_DIRECTIVE_
Extract all lines in the data that contain the word "countries".

Dataset items
_ _ _ _ _
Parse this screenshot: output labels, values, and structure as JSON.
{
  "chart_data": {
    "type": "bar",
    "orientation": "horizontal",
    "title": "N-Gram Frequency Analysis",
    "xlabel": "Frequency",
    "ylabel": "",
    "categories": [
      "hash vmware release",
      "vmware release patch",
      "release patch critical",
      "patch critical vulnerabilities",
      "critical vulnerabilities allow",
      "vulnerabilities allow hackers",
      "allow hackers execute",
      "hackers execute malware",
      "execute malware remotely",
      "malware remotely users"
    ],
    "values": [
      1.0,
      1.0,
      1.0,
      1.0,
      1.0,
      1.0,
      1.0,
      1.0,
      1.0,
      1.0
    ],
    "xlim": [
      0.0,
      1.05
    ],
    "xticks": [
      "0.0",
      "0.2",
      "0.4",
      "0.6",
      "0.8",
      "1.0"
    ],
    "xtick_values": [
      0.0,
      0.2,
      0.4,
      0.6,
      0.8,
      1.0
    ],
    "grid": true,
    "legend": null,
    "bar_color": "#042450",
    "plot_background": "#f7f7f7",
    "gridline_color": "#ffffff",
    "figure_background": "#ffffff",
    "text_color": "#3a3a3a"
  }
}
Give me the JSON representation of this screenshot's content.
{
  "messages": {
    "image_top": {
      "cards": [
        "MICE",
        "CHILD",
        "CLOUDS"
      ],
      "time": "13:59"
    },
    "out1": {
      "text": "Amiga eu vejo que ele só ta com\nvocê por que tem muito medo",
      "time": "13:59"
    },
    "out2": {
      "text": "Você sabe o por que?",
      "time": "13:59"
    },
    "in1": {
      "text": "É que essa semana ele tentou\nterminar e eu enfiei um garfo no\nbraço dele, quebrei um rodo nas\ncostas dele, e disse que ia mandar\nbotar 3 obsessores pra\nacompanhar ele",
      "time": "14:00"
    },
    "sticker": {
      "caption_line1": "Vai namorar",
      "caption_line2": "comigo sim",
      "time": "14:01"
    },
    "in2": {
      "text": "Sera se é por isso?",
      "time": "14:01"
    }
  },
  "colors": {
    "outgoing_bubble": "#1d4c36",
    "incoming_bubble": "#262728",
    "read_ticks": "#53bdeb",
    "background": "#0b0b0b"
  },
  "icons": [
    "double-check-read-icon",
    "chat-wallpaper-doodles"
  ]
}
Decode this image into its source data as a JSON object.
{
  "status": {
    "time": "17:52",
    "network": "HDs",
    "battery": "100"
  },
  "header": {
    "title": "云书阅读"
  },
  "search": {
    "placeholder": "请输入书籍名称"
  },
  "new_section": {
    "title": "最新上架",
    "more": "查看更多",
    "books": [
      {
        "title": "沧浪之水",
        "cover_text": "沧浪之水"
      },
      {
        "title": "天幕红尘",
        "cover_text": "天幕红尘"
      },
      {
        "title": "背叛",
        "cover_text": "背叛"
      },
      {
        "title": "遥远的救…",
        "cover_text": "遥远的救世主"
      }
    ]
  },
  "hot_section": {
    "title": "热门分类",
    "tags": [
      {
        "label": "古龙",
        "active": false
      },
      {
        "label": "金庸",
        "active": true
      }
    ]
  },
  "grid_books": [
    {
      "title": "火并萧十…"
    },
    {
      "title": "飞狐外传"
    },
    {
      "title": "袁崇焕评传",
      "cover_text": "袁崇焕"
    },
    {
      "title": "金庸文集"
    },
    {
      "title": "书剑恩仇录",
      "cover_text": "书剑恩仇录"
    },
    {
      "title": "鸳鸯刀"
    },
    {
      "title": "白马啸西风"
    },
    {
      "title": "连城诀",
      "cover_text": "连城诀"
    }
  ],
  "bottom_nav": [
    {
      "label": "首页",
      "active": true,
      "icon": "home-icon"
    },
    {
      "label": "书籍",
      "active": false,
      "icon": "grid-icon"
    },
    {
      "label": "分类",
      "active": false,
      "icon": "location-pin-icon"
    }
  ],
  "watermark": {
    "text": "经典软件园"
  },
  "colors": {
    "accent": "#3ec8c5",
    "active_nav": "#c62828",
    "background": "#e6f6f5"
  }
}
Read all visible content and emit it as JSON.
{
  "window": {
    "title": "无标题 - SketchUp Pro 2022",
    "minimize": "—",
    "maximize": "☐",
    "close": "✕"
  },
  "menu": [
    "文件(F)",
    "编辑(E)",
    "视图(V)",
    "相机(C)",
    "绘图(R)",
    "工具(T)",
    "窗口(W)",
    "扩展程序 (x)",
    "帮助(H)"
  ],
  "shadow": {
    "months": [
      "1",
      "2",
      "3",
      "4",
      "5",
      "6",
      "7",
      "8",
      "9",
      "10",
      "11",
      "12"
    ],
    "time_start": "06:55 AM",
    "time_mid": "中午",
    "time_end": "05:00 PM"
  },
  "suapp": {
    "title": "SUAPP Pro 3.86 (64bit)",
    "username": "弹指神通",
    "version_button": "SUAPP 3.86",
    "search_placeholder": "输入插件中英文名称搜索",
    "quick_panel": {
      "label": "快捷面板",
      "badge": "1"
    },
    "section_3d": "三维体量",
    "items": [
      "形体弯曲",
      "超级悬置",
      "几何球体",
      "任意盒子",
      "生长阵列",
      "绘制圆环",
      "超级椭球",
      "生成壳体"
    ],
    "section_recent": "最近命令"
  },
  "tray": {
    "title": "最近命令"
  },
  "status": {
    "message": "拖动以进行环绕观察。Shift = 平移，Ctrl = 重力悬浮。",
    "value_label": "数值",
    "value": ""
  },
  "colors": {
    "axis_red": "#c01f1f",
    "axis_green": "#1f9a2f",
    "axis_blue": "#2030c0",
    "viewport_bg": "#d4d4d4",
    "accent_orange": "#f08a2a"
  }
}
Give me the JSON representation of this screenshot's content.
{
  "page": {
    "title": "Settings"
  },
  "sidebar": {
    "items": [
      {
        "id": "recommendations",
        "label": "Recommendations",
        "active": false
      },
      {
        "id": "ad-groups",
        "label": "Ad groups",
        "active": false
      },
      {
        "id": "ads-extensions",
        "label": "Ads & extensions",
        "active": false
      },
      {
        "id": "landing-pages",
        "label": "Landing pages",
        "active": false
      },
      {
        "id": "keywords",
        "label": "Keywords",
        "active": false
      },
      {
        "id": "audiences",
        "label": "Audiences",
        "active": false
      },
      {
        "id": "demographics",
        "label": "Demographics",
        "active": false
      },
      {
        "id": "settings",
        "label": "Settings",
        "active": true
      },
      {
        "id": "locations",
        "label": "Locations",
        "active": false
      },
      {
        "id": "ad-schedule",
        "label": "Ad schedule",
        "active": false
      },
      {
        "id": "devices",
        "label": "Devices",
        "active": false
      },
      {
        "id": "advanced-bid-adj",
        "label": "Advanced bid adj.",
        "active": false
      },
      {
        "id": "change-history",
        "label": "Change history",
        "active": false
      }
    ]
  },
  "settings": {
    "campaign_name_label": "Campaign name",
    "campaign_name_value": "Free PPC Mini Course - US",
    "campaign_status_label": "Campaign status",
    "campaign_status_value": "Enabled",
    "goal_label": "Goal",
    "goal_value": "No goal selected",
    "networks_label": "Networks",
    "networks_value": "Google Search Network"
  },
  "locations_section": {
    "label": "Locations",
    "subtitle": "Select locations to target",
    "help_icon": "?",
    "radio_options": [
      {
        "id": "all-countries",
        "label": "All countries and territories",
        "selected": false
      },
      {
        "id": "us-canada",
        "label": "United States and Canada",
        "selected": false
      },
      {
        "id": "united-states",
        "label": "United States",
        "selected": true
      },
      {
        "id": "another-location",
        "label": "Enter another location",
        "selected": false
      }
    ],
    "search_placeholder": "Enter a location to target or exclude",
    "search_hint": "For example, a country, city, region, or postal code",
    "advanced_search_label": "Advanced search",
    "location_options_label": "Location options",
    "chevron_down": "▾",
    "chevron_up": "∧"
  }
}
_ _ _ _ _
_WRITTEN ANSWER_
        "id": "all-countries",
        "label": "All countries and territories",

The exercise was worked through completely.